▸ **Excerpted data**
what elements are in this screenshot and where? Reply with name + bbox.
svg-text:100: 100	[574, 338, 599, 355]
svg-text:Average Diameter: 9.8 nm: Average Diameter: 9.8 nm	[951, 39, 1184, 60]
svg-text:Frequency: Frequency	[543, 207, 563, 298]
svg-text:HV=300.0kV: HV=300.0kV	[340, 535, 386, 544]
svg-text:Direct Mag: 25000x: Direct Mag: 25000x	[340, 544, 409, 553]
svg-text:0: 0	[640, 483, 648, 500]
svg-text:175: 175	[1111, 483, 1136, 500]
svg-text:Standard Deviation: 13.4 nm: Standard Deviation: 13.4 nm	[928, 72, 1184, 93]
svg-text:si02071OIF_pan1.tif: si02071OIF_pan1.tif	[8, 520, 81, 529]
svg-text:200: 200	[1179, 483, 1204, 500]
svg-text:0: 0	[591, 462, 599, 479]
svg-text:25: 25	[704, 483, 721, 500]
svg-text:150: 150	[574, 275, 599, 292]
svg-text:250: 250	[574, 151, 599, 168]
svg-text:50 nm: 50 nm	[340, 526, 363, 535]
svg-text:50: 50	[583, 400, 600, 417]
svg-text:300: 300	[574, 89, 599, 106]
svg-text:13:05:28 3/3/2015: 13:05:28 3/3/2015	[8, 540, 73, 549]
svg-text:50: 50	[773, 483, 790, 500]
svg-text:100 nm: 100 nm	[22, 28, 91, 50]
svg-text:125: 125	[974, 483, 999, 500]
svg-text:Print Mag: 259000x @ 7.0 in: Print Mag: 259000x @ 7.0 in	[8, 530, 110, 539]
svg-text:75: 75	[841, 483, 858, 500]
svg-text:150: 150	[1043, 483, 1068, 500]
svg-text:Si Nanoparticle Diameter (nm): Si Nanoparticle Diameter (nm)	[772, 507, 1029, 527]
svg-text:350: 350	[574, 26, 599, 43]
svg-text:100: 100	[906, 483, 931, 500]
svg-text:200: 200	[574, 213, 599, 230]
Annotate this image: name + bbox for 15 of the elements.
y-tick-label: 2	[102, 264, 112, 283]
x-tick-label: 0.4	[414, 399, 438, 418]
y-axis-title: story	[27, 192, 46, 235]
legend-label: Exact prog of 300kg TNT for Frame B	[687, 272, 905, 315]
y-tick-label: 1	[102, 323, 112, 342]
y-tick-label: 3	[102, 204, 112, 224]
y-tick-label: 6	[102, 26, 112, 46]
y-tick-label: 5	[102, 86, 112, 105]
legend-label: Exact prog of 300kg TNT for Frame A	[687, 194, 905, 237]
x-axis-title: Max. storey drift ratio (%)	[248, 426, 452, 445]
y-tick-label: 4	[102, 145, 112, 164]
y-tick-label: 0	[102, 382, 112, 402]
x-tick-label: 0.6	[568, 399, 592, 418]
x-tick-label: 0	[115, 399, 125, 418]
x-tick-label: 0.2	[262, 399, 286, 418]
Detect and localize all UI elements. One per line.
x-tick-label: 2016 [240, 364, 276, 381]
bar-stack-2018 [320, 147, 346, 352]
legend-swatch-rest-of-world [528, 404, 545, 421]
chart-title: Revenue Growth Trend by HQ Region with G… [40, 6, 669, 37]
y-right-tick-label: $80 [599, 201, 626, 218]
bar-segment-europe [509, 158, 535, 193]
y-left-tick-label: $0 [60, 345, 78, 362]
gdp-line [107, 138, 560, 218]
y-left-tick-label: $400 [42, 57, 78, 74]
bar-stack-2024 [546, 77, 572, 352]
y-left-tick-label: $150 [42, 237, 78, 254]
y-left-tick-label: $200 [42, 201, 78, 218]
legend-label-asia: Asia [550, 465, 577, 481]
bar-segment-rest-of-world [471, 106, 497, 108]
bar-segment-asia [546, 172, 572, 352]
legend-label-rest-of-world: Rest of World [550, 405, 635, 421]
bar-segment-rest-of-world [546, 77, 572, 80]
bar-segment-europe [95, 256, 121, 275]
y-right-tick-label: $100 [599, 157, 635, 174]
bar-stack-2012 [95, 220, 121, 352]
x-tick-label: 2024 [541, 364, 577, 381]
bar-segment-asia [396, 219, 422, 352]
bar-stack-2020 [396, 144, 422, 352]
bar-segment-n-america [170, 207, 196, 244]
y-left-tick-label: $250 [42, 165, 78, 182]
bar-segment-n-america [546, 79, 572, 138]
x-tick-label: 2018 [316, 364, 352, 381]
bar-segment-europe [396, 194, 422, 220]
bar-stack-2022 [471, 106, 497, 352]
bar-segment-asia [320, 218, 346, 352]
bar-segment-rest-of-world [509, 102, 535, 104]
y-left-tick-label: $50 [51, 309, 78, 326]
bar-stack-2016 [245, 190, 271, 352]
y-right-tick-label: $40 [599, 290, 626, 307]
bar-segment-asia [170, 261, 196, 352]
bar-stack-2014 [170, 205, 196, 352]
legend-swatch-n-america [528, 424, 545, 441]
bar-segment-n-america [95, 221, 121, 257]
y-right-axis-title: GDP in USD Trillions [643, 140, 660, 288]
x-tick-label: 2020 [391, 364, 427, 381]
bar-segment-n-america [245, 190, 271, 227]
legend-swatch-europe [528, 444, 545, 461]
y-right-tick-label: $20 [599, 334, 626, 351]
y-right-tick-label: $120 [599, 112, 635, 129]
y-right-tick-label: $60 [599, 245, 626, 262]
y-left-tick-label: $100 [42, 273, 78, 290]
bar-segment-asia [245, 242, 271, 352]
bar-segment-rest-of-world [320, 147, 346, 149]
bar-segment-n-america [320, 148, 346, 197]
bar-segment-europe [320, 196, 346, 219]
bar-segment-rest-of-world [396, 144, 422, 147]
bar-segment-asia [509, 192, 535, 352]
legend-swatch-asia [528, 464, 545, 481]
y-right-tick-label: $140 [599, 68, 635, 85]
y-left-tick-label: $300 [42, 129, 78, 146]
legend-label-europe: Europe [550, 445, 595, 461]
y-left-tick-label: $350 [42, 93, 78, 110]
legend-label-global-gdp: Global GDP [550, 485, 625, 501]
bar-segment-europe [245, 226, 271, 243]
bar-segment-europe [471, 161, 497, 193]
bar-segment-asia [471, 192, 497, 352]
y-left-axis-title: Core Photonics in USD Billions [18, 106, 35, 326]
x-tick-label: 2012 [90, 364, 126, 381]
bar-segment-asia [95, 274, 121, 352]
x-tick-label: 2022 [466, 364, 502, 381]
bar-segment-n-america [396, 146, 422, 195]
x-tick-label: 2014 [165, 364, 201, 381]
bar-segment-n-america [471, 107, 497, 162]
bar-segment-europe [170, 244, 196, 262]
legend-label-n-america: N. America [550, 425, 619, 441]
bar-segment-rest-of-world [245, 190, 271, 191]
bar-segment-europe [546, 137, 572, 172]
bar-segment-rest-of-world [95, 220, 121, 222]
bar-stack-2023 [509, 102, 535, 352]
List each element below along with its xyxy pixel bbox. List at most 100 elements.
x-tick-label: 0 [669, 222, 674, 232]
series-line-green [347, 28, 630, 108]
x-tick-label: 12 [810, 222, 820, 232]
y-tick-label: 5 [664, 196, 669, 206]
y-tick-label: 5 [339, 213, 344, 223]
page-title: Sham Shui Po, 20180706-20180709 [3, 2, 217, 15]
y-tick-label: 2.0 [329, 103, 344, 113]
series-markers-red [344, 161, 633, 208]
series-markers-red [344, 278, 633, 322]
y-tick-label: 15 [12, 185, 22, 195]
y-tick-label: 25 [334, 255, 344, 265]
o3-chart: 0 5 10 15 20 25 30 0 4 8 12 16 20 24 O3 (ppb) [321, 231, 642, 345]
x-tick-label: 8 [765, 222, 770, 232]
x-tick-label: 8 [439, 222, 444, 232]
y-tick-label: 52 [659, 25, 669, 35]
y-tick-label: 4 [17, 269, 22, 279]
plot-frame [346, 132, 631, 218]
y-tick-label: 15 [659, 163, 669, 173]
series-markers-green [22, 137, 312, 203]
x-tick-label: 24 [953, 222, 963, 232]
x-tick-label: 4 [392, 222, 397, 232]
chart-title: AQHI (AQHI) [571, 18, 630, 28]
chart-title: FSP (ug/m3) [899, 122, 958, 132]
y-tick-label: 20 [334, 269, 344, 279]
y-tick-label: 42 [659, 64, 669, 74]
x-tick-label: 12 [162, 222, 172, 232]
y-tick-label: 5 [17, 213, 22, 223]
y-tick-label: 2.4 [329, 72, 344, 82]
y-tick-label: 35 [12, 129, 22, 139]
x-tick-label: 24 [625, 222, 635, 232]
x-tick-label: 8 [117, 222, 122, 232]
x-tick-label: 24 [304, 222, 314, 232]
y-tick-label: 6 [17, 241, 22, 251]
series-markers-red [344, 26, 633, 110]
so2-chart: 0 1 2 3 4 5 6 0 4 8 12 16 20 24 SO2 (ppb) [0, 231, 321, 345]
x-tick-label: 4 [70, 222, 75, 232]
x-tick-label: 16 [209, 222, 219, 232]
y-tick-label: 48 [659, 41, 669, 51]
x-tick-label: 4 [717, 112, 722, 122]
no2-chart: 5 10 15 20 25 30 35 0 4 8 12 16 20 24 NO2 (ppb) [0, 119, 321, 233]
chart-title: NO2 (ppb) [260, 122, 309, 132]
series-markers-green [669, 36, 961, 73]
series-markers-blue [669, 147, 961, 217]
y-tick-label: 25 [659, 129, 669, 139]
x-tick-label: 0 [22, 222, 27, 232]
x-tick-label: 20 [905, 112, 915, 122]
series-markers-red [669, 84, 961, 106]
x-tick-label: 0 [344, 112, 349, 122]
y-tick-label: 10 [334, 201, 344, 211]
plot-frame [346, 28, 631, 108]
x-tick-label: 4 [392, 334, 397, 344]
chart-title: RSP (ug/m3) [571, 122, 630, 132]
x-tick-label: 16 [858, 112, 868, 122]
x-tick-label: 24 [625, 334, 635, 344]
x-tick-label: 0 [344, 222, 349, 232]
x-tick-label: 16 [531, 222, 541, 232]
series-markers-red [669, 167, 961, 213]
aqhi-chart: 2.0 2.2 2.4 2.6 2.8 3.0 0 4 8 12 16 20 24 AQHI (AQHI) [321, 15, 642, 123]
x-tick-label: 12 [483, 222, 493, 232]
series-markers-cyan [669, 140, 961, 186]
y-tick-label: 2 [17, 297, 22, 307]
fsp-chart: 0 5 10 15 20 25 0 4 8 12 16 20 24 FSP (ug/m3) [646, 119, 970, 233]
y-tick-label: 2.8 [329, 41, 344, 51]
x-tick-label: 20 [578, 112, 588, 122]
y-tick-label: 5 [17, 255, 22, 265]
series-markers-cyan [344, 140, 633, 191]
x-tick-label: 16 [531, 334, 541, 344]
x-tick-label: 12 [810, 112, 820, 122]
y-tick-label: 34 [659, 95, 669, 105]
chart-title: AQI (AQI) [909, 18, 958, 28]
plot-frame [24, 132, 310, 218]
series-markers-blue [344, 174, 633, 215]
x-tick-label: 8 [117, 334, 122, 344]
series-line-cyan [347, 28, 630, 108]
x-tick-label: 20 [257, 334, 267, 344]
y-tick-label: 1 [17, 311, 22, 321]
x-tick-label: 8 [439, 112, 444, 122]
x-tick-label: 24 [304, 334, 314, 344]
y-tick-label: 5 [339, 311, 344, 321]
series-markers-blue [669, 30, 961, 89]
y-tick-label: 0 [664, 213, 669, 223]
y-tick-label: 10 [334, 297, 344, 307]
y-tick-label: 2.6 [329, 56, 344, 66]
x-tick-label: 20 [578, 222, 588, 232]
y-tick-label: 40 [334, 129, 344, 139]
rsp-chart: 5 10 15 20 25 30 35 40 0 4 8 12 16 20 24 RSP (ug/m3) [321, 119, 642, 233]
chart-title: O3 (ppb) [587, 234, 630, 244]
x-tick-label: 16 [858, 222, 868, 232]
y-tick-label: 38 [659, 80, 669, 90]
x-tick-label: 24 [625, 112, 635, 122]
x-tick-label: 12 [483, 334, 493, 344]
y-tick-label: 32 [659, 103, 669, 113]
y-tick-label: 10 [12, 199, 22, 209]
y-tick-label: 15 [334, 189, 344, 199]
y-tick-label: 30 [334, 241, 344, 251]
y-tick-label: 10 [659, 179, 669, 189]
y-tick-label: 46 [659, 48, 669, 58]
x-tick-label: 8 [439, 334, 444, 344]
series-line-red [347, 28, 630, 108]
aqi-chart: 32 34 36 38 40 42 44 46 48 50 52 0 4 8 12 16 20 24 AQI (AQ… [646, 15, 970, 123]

▸ **What you need to do**
Starting at the first line of the material and stopping after the line containing "400, 600, 417]", rewrite those lines with "Average Diameter" changed to "Mean Diameter" and nothing else altered.

▸ **Solution for this exercise**
what elements are in this screenshot and where? Reply with name + bbox.
svg-text:100: 100	[574, 338, 599, 355]
svg-text:Mean Diameter: 9.8 nm: Mean Diameter: 9.8 nm	[951, 39, 1184, 60]
svg-text:Frequency: Frequency	[543, 207, 563, 298]
svg-text:HV=300.0kV: HV=300.0kV	[340, 535, 386, 544]
svg-text:Direct Mag: 25000x: Direct Mag: 25000x	[340, 544, 409, 553]
svg-text:0: 0	[640, 483, 648, 500]
svg-text:175: 175	[1111, 483, 1136, 500]
svg-text:Standard Deviation: 13.4 nm: Standard Deviation: 13.4 nm	[928, 72, 1184, 93]
svg-text:si02071OIF_pan1.tif: si02071OIF_pan1.tif	[8, 520, 81, 529]
svg-text:200: 200	[1179, 483, 1204, 500]
svg-text:0: 0	[591, 462, 599, 479]
svg-text:25: 25	[704, 483, 721, 500]
svg-text:150: 150	[574, 275, 599, 292]
svg-text:250: 250	[574, 151, 599, 168]
svg-text:50 nm: 50 nm	[340, 526, 363, 535]
svg-text:50: 50	[583, 400, 600, 417]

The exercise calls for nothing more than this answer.